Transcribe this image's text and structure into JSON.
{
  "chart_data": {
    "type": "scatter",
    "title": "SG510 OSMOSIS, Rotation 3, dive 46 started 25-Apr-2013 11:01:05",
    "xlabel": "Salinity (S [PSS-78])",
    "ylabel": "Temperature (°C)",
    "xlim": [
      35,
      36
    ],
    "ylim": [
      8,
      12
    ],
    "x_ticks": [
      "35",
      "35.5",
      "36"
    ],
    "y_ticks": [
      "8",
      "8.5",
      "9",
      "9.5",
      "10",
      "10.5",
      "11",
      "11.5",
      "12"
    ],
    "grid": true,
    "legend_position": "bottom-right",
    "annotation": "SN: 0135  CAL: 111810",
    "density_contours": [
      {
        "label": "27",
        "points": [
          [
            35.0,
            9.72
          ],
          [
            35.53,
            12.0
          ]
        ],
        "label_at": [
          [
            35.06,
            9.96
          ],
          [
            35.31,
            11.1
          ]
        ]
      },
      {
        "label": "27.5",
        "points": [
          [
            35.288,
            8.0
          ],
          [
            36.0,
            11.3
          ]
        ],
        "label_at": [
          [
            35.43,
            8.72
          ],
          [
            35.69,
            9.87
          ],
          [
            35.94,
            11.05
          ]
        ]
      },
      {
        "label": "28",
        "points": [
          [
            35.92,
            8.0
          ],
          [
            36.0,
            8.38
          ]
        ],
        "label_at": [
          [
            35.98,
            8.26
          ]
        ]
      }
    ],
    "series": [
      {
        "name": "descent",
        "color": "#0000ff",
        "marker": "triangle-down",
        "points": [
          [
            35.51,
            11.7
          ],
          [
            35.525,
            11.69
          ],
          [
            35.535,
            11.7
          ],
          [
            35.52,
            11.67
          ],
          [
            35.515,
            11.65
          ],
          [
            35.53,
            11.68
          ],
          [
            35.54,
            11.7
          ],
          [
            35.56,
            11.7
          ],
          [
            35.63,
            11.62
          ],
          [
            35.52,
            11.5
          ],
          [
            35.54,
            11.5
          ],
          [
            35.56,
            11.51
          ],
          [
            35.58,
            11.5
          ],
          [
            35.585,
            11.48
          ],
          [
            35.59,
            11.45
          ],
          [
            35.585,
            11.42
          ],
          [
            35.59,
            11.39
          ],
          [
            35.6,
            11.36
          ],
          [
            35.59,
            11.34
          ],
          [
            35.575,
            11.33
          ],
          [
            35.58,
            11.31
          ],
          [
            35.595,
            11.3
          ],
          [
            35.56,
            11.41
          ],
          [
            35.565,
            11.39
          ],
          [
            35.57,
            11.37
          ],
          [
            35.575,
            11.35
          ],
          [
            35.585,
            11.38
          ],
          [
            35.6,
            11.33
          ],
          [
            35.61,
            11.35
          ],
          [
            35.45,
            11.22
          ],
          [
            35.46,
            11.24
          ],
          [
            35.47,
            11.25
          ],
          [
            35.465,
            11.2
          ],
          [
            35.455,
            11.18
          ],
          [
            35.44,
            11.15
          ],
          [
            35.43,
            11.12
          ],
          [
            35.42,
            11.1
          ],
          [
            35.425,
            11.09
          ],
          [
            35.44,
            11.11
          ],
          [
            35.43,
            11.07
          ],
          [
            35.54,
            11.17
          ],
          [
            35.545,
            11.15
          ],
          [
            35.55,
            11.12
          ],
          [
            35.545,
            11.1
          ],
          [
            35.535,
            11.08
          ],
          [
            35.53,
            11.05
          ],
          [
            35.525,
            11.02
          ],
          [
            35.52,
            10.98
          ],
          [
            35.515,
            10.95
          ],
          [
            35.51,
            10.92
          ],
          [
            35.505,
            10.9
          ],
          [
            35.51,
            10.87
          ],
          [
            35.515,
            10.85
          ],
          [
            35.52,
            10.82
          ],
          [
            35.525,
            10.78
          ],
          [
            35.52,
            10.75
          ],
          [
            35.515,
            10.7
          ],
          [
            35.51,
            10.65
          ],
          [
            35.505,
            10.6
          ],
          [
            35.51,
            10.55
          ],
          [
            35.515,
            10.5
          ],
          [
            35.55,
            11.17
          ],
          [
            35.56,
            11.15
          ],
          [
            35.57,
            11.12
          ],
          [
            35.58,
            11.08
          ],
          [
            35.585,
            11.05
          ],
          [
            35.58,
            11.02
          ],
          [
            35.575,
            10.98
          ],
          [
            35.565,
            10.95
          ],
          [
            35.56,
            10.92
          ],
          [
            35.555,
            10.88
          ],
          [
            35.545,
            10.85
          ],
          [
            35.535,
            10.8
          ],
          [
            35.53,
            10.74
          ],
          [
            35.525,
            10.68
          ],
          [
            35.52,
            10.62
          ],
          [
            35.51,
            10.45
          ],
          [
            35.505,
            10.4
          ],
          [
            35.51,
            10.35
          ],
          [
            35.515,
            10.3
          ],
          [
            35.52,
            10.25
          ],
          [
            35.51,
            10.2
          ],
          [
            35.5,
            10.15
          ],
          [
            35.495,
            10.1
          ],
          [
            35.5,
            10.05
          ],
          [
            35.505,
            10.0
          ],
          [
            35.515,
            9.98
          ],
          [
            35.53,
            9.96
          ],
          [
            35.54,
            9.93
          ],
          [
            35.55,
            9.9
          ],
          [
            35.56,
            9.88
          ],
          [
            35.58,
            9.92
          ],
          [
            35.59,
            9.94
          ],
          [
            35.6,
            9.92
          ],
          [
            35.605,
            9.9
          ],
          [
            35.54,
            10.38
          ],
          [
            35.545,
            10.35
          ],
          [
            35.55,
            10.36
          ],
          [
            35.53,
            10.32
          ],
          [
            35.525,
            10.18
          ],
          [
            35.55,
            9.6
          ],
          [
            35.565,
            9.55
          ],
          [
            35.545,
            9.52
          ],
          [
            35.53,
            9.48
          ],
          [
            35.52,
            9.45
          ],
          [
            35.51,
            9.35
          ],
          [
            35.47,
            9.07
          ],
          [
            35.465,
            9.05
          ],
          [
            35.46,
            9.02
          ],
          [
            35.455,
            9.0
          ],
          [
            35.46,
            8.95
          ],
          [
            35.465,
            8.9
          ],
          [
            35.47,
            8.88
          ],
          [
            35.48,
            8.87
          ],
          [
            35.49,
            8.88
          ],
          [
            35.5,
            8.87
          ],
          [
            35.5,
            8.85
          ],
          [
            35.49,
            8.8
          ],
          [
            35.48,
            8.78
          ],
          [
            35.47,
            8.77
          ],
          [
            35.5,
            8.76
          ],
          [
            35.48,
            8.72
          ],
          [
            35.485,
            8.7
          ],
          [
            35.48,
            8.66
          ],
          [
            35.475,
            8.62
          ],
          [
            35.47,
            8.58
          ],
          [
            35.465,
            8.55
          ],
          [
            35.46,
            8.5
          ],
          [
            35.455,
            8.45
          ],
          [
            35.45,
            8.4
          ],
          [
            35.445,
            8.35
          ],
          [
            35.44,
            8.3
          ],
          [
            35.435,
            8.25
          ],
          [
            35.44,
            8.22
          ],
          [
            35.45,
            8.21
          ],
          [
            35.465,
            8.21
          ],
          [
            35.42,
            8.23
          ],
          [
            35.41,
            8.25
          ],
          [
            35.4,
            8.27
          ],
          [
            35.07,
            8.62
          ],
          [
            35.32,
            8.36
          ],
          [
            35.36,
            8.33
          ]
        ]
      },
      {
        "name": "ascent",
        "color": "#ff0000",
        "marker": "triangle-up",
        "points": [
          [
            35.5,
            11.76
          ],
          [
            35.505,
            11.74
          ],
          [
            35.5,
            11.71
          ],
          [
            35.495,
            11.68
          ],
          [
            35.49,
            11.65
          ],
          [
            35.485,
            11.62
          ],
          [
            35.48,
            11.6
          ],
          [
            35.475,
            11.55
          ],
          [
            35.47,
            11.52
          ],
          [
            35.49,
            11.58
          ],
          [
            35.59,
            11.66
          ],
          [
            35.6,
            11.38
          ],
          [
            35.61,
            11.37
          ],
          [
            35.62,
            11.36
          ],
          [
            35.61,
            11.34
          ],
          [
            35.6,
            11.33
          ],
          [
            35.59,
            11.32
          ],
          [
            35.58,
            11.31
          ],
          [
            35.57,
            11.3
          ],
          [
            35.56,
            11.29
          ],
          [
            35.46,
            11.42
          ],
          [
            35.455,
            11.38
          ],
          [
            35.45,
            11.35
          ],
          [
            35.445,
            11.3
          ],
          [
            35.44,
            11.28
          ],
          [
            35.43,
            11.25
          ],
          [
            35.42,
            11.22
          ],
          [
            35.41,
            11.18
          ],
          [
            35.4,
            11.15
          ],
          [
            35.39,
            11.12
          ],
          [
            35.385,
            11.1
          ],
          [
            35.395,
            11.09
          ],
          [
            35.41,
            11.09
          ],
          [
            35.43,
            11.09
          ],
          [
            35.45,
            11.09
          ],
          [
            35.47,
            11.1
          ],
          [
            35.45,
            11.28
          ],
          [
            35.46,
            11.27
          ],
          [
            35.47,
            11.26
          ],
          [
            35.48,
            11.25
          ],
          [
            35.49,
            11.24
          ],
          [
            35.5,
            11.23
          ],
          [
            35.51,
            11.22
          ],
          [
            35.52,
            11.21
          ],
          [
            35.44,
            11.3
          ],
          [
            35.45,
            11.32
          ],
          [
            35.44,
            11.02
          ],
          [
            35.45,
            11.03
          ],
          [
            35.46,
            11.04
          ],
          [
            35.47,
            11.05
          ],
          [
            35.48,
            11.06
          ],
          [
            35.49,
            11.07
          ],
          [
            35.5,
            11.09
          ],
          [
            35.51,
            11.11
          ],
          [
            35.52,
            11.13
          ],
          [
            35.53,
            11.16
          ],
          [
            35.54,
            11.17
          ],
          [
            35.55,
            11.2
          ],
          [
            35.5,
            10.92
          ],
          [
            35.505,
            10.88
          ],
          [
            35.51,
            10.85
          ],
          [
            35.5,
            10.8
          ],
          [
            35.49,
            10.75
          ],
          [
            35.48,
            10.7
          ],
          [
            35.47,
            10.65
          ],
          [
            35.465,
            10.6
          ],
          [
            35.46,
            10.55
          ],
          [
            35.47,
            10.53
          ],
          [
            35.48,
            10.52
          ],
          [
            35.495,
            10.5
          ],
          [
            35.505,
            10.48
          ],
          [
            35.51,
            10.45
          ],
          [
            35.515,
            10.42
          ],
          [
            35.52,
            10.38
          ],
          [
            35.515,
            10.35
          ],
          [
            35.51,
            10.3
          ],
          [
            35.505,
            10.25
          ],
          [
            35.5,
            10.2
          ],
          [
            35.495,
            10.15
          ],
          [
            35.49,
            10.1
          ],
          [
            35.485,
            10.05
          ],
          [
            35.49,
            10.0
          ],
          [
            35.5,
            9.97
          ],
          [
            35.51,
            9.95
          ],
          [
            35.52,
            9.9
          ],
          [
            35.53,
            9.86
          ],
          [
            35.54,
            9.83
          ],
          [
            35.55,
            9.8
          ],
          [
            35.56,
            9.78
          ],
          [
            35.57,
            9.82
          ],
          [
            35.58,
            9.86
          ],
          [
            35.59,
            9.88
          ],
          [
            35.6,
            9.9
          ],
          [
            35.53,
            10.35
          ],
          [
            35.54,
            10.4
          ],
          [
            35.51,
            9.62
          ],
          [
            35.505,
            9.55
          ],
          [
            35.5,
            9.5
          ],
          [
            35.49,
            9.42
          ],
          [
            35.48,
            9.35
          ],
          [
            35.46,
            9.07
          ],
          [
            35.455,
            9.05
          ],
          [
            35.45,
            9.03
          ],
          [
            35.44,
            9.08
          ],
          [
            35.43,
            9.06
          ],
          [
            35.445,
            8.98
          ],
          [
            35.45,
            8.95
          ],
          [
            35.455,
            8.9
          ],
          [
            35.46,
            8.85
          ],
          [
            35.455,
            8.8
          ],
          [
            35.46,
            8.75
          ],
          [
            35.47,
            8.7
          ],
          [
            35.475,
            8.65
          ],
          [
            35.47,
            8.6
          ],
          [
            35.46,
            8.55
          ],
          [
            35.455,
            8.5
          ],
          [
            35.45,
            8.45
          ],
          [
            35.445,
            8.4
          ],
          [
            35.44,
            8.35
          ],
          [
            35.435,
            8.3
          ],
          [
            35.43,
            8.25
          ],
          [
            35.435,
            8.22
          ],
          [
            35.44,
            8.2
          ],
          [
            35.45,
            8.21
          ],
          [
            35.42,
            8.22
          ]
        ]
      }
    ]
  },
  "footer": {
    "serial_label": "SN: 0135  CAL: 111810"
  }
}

The problem
Out of the material above, gather each line where "marker" appears.

Exercise answer
        "marker": "triangle-down",
        "marker": "triangle-up",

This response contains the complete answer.